# Start of STORED DATA
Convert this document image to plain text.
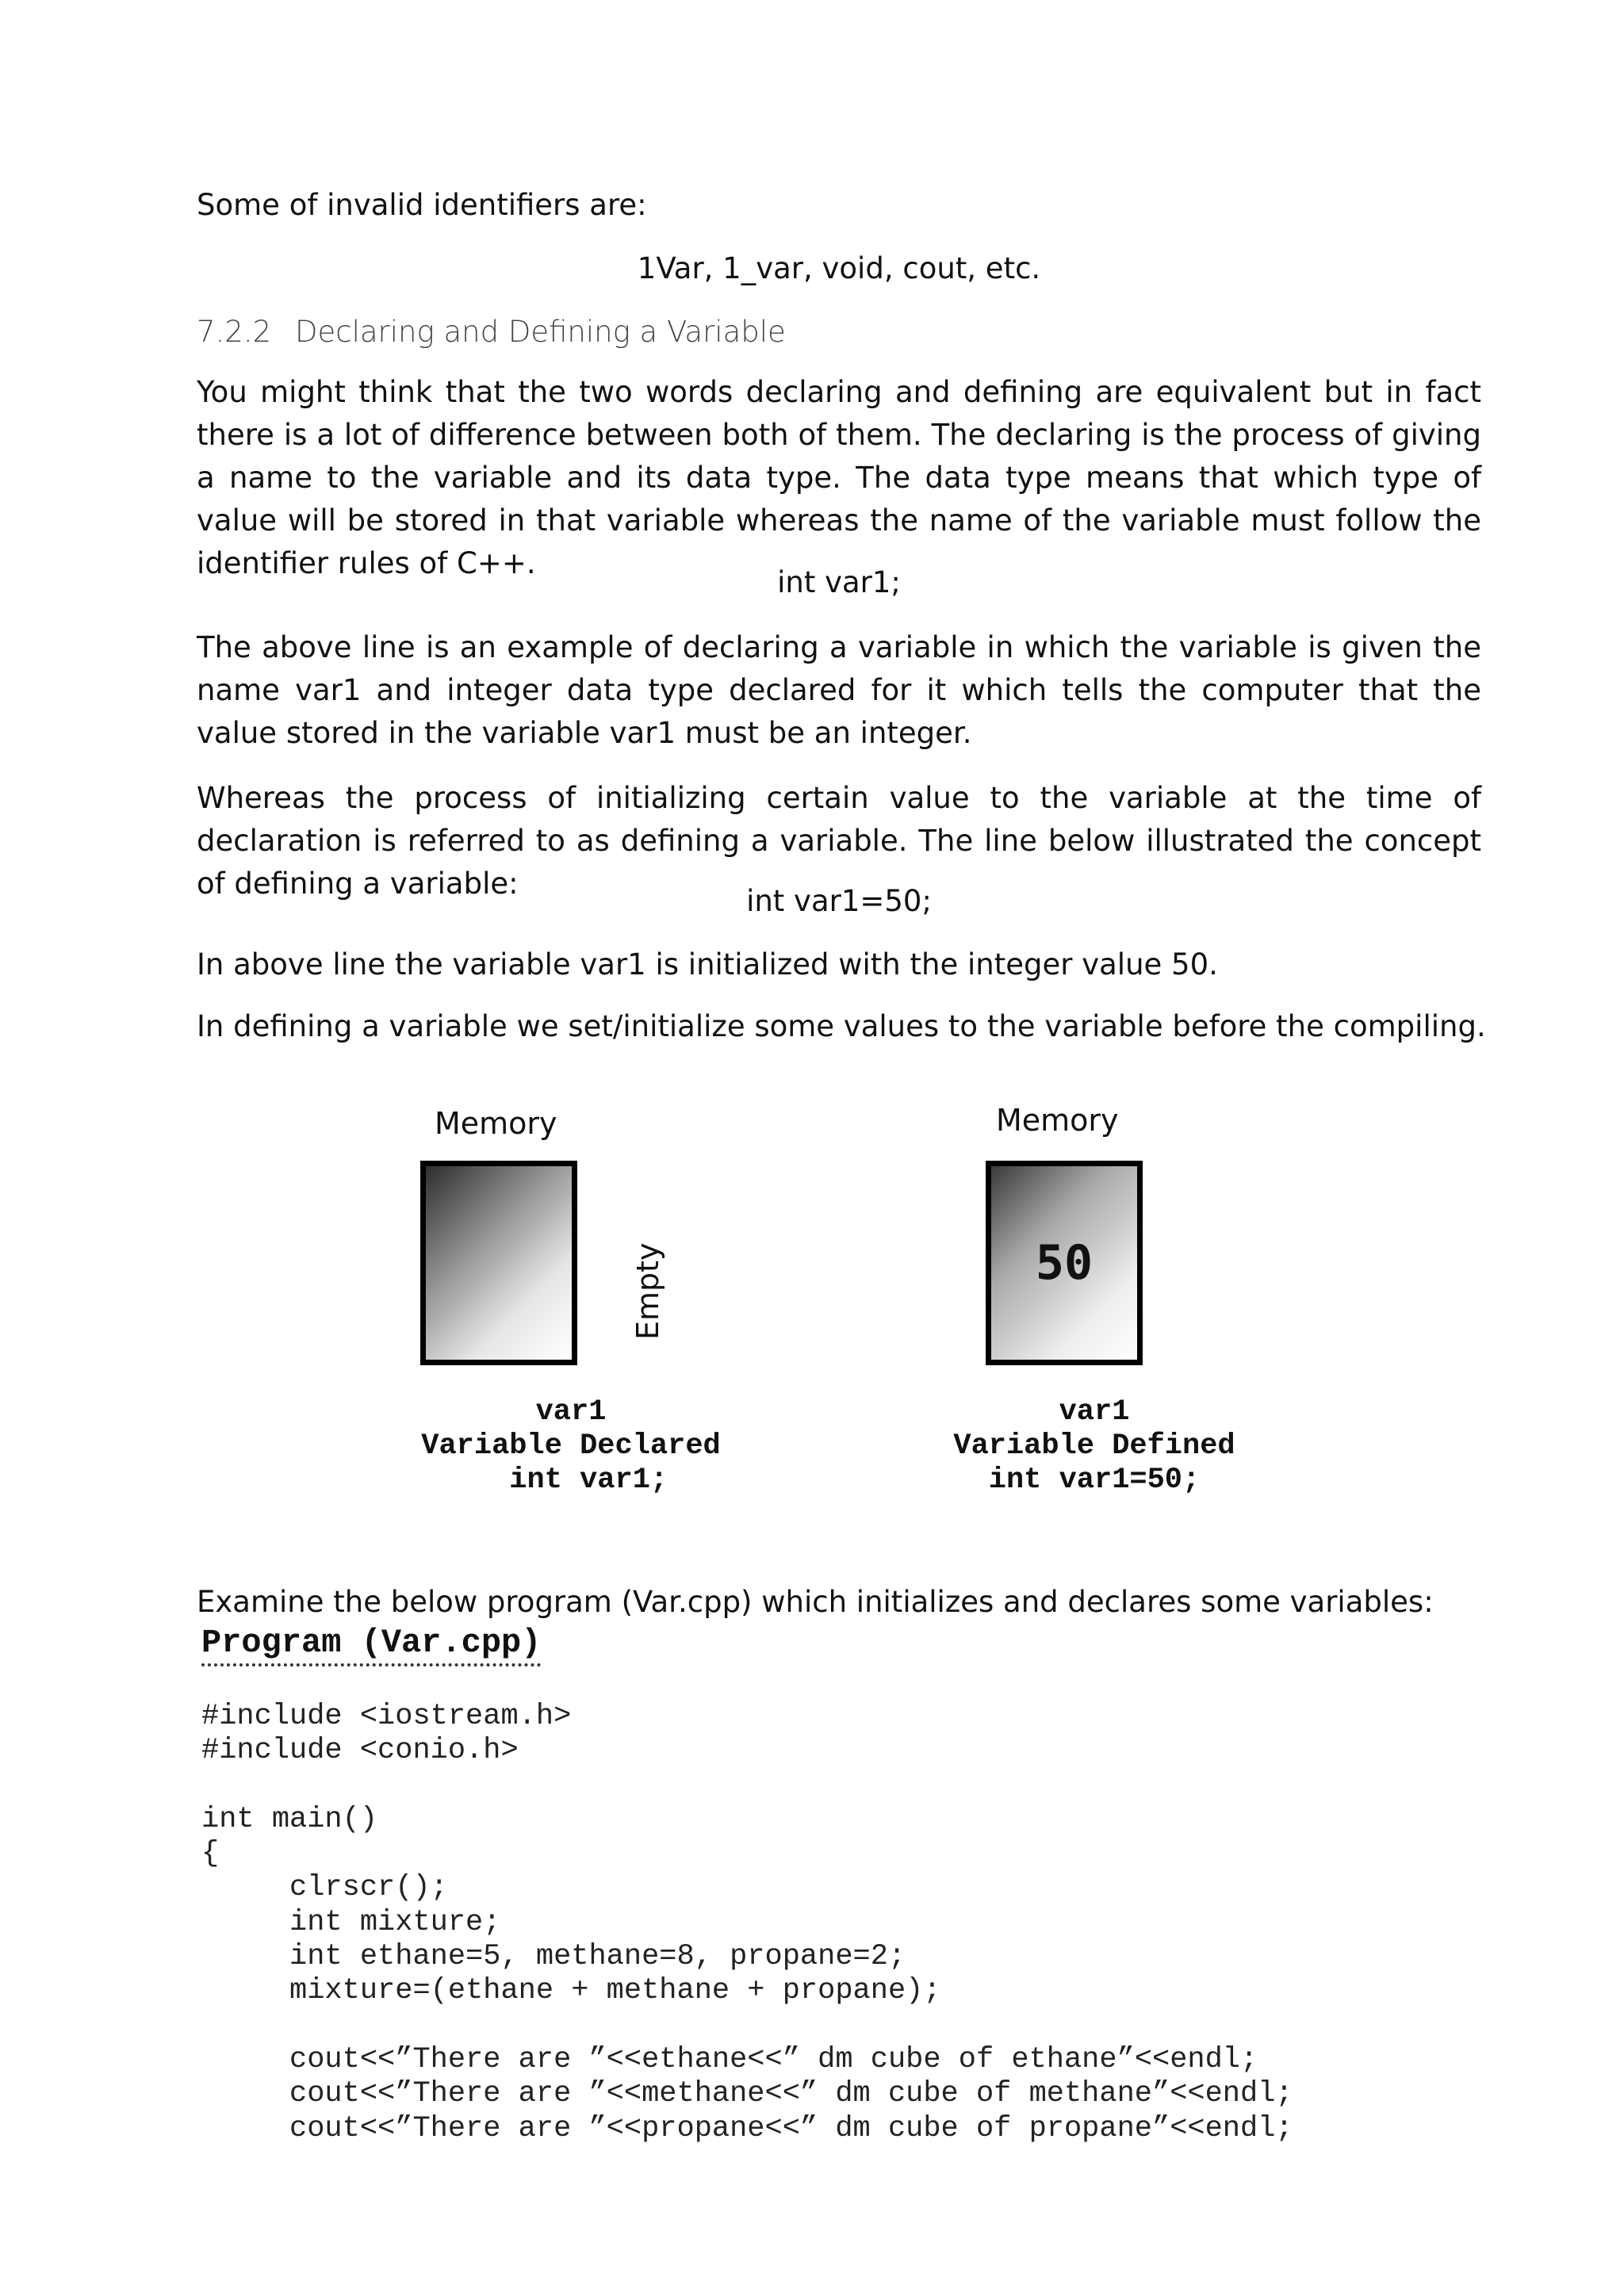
Some of invalid identifiers are:

1Var, 1_var, void, cout, etc.

7.2.2 Declaring and Defining a Variable

You might think that the two words declaring and defining are equivalent but in fact there is a lot of difference between both of them. The declaring is the process of giving a name to the variable and its data type. The data type means that which type of value will be stored in that variable whereas the name of the variable must follow the identifier rules of C++.

int var1;

The above line is an example of declaring a variable in which the variable is given the name var1 and integer data type declared for it which tells the computer that the value stored in the variable var1 must be an integer.

Whereas the process of initializing certain value to the variable at the time of declaration is referred to as defining a variable. The line below illustrated the concept of defining a variable:

int var1=50;

In above line the variable var1 is initialized with the integer value 50.

In defining a variable we set/initialize some values to the variable before the compiling.

Memory
Empty
var1
Variable Declared
int var1;
Memory
50
var1
Variable Defined
int var1=50;

Examine the below program (Var.cpp) which initializes and declares some variables:

Program (Var.cpp)
#include <iostream.h>
#include <conio.h>

int main()
{
clrscr();
int mixture;
int ethane=5, methane=8, propane=2;
mixture=(ethane + methane + propane);

cout<<”There are ”<<ethane<<” dm cube of ethane”<<endl;
cout<<”There are ”<<methane<<” dm cube of methane”<<endl;
cout<<”There are ”<<propane<<” dm cube of propane”<<endl;
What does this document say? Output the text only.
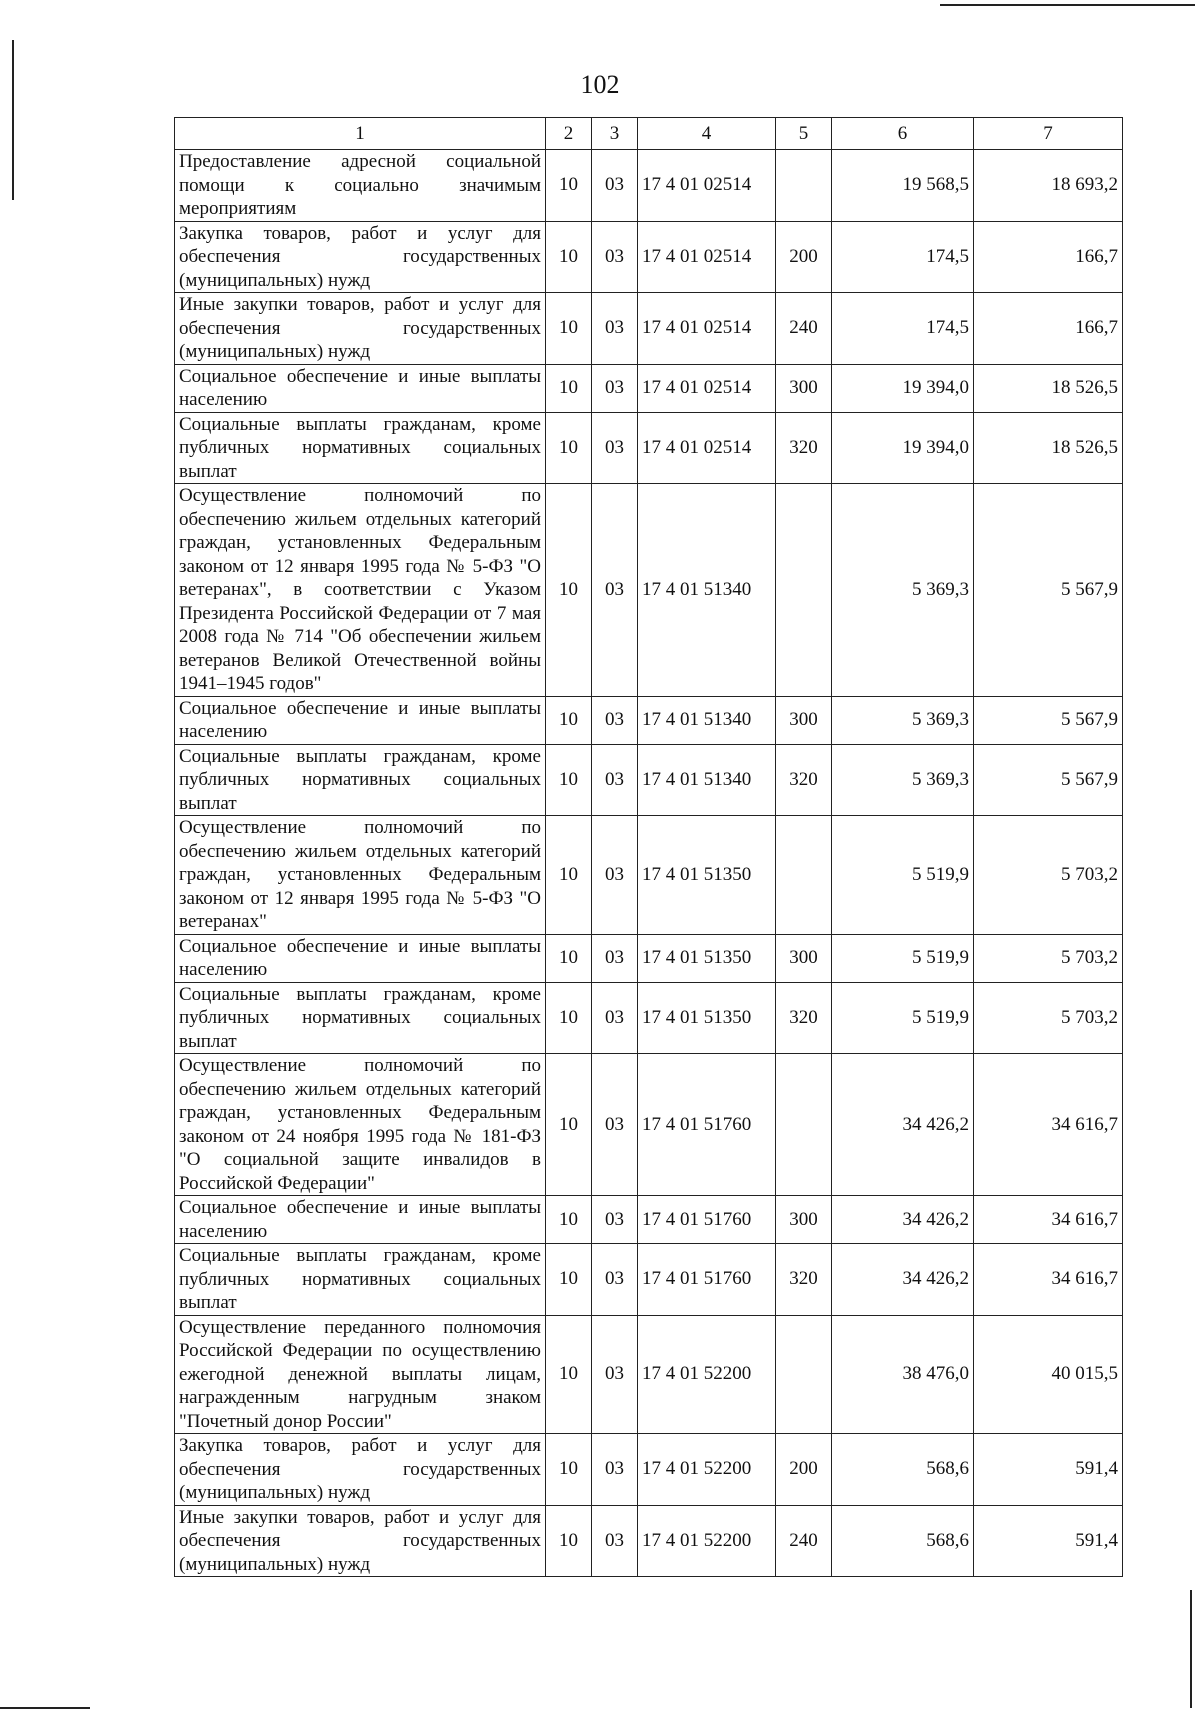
102
1	2	3	4	5	6	7
Предоставление адресной социальной помощи к социально значимым мероприятиям	10	03	17 4 01 02514		19 568,5	18 693,2
Закупка товаров, работ и услуг для обеспечения государственных (муниципальных) нужд	10	03	17 4 01 02514	200	174,5	166,7
Иные закупки товаров, работ и услуг для обеспечения государственных (муниципальных) нужд	10	03	17 4 01 02514	240	174,5	166,7
Социальное обеспечение и иные выплаты населению	10	03	17 4 01 02514	300	19 394,0	18 526,5
Социальные выплаты гражданам, кроме публичных нормативных социальных выплат	10	03	17 4 01 02514	320	19 394,0	18 526,5
Осуществление полномочий по обеспечению жильем отдельных категорий граждан, установленных Федеральным законом от 12 января 1995 года № 5-ФЗ "О ветеранах", в соответствии с Указом Президента Российской Федерации от 7 мая 2008 года № 714 "Об обеспечении жильем ветеранов Великой Отечественной войны 1941–1945 годов"	10	03	17 4 01 51340		5 369,3	5 567,9
Социальное обеспечение и иные выплаты населению	10	03	17 4 01 51340	300	5 369,3	5 567,9
Социальные выплаты гражданам, кроме публичных нормативных социальных выплат	10	03	17 4 01 51340	320	5 369,3	5 567,9
Осуществление полномочий по обеспечению жильем отдельных категорий граждан, установленных Федеральным законом от 12 января 1995 года № 5-ФЗ "О ветеранах"	10	03	17 4 01 51350		5 519,9	5 703,2
Социальное обеспечение и иные выплаты населению	10	03	17 4 01 51350	300	5 519,9	5 703,2
Социальные выплаты гражданам, кроме публичных нормативных социальных выплат	10	03	17 4 01 51350	320	5 519,9	5 703,2
Осуществление полномочий по обеспечению жильем отдельных категорий граждан, установленных Федеральным законом от 24 ноября 1995 года № 181-ФЗ "О социальной защите инвалидов в Российской Федерации"	10	03	17 4 01 51760		34 426,2	34 616,7
Социальное обеспечение и иные выплаты населению	10	03	17 4 01 51760	300	34 426,2	34 616,7
Социальные выплаты гражданам, кроме публичных нормативных социальных выплат	10	03	17 4 01 51760	320	34 426,2	34 616,7
Осуществление переданного полномочия Российской Федерации по осуществлению ежегодной денежной выплаты лицам, награжденным нагрудным знаком "Почетный донор России"	10	03	17 4 01 52200		38 476,0	40 015,5
Закупка товаров, работ и услуг для обеспечения государственных (муниципальных) нужд	10	03	17 4 01 52200	200	568,6	591,4
Иные закупки товаров, работ и услуг для обеспечения государственных (муниципальных) нужд	10	03	17 4 01 52200	240	568,6	591,4
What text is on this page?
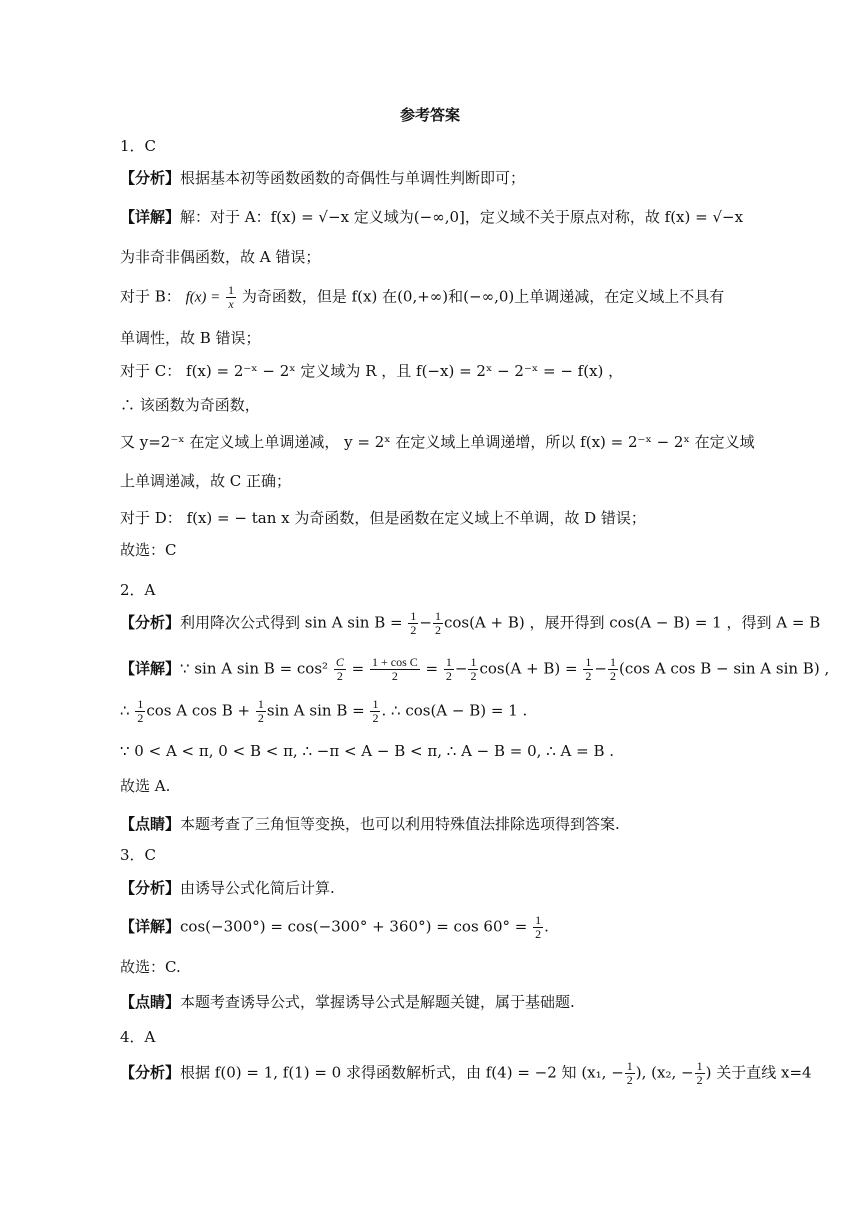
参考答案
1．C
【分析】根据基本初等函数函数的奇偶性与单调性判断即可；
【详解】解：对于 A：f(x) = √−x 定义域为(−∞,0]，定义域不关于原点对称，故 f(x) = √−x
为非奇非偶函数，故 A 错误；
对于 B： $f(x) = \frac{1}{x}$ 为奇函数，但是 f(x) 在(0,+∞)和(−∞,0)上单调递减，在定义域上不具有
单调性，故 B 错误；
对于 C： f(x) = 2⁻ˣ − 2ˣ 定义域为 R ，且 f(−x) = 2ˣ − 2⁻ˣ = − f(x) ，
∴ 该函数为奇函数，
又 y=2⁻ˣ 在定义域上单调递减， y = 2ˣ 在定义域上单调递增，所以 f(x) = 2⁻ˣ − 2ˣ 在定义域
上单调递减，故 C 正确；
对于 D： f(x) = − tan x 为奇函数，但是函数在定义域上不单调，故 D 错误；
故选：C
2．A
【分析】利用降次公式得到 sin A $\sin B = \frac{1}{2} - \frac{1}{2} \cos(A + B)$ ，展开得到 cos(A − B) = 1 ，得到 A = B
【详解】∵ sin A $\sin B = \cos^2 \frac{C}{2} = \frac{\text{1 + cos C}}{2} = \frac{1}{2} - \frac{1}{2} \cos(A + B) = \frac{1}{2} - \frac{1}{2} (\cos$ A cos B − sin A sin B) ,
∴ $\frac{1}{2}$ cos A $\cos B + \frac{1}{2}$ sin A $\sin B = \frac{1}{2}$ . ∴ cos(A − B) = 1 .
∵ 0 < A < π, 0 < B < π, ∴ −π < A − B < π, ∴ A − B = 0, ∴ A = B .
故选 A.
【点睛】本题考查了三角恒等变换，也可以利用特殊值法排除选项得到答案.
3．C
【分析】由诱导公式化简后计算.
【详解】$\cos(-300^\circ) = \cos(-300^\circ + 360^\circ) = \cos 60^\circ = \frac{1}{2}$ .
故选：C.
【点睛】本题考查诱导公式，掌握诱导公式是解题关键，属于基础题.
4．A
【分析】根据 f(0) = 1, f(1) = 0 求得函数解析式，由 f(4) = −2 知 (x₁, − $\frac{1}{2}$ ), (x₂, − $\frac{1}{2}$ ) 关于直线 x=4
# End of STORED DATA
- [GIVEN INSTRUCTION]: Copy out every line from the records that has the word "cout".

- [SOLVED EXERCISE]:
1Var, 1_var, void, cout, etc.
cout<<”There are ”<<ethane<<” dm cube of ethane”<<endl;
cout<<”There are ”<<methane<<” dm cube of methane”<<endl;
cout<<”There are ”<<propane<<” dm cube of propane”<<endl;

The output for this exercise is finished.